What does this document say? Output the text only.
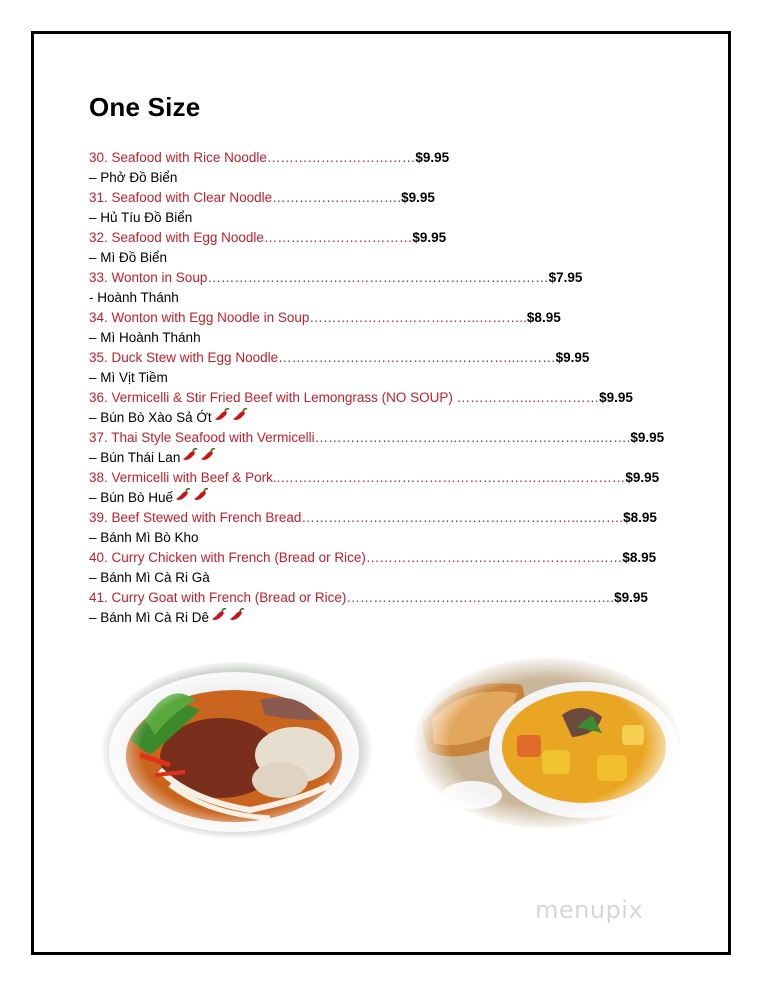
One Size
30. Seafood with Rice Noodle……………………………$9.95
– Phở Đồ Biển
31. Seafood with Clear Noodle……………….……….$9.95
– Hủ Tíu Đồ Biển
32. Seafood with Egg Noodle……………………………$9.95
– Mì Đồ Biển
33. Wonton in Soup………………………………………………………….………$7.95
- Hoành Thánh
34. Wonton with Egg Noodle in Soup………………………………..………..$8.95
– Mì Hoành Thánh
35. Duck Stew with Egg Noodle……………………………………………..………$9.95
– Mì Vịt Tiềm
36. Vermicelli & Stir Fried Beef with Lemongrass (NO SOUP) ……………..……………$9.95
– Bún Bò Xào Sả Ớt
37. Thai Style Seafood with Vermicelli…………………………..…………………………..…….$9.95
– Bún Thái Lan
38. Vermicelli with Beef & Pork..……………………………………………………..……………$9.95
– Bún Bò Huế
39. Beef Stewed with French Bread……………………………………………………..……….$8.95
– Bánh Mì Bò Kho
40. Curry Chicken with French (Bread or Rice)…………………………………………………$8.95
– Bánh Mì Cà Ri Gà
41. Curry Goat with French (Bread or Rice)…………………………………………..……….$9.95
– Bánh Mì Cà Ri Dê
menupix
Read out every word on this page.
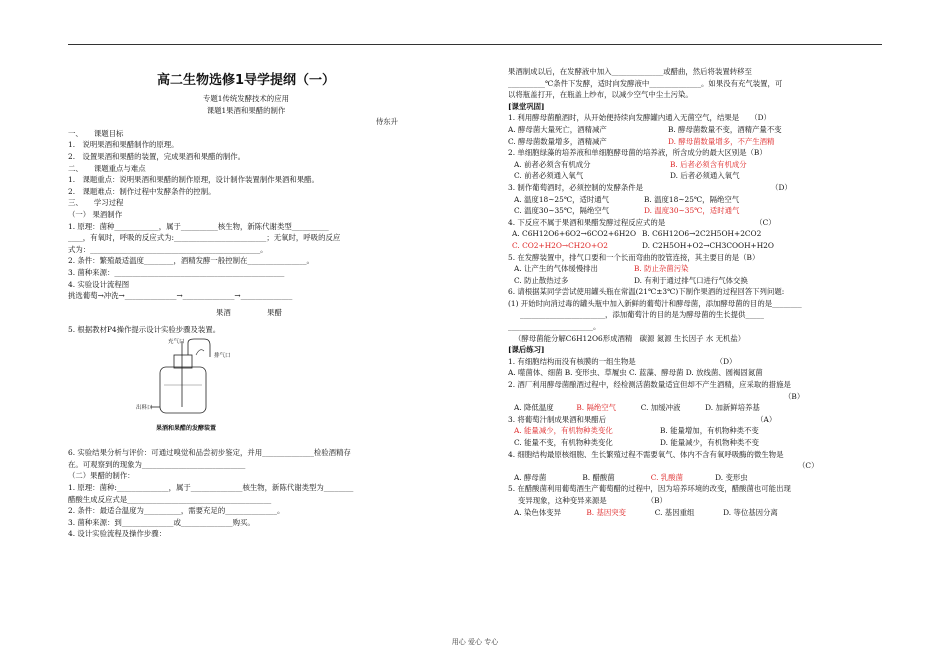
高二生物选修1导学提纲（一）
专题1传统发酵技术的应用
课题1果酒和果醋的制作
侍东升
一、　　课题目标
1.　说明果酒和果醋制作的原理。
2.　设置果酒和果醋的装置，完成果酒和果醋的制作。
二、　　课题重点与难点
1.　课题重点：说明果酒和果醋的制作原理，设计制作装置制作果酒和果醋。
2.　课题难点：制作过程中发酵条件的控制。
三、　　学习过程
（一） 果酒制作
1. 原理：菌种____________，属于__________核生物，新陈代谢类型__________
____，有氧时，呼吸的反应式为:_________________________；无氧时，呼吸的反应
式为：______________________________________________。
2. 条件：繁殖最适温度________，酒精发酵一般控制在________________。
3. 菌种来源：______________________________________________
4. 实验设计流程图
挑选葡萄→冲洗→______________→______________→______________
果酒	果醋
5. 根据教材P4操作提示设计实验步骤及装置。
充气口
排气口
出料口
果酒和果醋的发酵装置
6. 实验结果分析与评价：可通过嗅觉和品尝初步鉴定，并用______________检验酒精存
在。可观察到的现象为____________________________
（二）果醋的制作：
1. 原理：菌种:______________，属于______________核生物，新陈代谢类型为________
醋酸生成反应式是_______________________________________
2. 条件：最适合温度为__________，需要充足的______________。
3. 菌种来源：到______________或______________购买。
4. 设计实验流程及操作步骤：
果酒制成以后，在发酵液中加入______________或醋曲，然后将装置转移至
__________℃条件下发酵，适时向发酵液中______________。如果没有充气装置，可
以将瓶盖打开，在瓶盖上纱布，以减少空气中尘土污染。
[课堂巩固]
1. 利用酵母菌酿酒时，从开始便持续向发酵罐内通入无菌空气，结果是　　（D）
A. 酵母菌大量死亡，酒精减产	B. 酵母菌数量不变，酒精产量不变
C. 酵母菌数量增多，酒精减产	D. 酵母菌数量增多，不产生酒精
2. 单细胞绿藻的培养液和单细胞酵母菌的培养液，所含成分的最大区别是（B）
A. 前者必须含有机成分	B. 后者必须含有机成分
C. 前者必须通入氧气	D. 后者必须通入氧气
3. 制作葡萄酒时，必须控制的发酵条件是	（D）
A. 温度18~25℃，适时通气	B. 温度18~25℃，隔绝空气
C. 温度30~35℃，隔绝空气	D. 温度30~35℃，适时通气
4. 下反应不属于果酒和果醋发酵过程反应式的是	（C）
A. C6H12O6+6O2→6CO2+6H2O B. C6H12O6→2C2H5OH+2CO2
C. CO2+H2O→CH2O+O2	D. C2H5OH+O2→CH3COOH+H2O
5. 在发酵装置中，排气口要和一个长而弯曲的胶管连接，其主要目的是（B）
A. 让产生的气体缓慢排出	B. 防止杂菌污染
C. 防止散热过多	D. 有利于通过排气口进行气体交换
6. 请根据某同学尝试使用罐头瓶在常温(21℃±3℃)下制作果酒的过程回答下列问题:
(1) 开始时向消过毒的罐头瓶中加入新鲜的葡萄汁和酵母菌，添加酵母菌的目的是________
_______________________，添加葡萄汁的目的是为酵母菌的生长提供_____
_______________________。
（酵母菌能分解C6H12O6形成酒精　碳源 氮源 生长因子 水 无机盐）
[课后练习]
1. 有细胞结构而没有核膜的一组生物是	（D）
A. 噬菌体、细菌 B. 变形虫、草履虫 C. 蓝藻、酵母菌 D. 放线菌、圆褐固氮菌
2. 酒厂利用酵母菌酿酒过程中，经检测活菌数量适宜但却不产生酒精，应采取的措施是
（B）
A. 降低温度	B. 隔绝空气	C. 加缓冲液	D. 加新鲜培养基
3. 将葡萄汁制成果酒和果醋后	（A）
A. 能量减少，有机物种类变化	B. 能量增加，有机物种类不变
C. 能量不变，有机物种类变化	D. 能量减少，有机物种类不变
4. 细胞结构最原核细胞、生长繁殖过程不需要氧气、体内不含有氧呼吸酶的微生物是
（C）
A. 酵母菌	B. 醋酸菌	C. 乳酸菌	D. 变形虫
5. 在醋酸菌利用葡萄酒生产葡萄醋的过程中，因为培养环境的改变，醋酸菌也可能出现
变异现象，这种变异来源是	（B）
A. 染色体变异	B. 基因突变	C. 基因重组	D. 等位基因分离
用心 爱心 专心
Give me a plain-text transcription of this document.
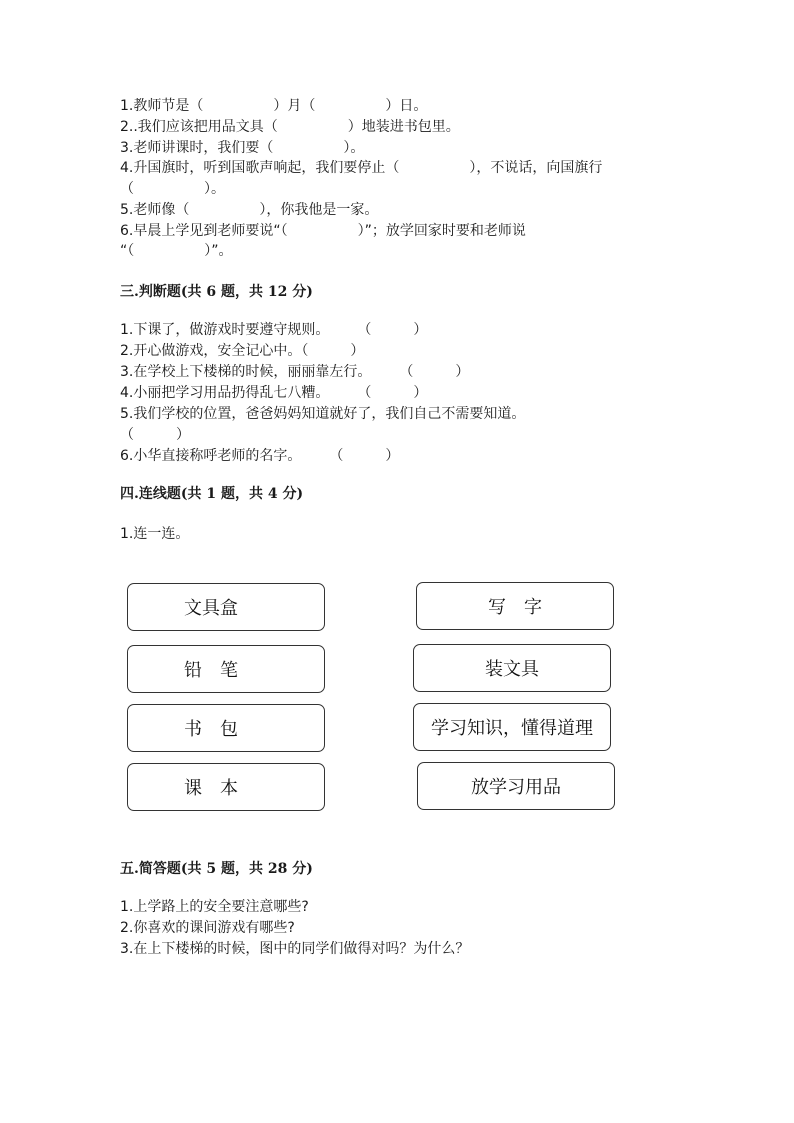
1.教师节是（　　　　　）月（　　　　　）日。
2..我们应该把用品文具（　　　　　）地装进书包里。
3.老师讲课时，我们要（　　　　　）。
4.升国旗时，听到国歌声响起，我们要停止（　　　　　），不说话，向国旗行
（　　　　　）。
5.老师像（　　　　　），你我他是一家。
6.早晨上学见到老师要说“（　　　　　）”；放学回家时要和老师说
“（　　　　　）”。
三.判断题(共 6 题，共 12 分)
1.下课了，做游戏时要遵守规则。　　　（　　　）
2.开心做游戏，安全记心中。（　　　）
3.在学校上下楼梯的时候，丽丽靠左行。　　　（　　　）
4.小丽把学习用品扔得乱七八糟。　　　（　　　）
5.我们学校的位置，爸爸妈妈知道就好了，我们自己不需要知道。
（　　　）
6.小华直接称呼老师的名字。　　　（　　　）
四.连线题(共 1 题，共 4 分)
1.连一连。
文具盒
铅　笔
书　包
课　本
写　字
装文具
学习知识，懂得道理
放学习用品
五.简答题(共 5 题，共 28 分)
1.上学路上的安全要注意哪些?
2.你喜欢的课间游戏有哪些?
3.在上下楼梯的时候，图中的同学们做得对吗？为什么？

** What to do **
Each line above that holds the string "Curry" should be copied and shown.

** Task solution **
40. Curry Chicken with French (Bread or Rice)…………………………………………………$8.95
41. Curry Goat with French (Bread or Rice)…………………………………………..……….$9.95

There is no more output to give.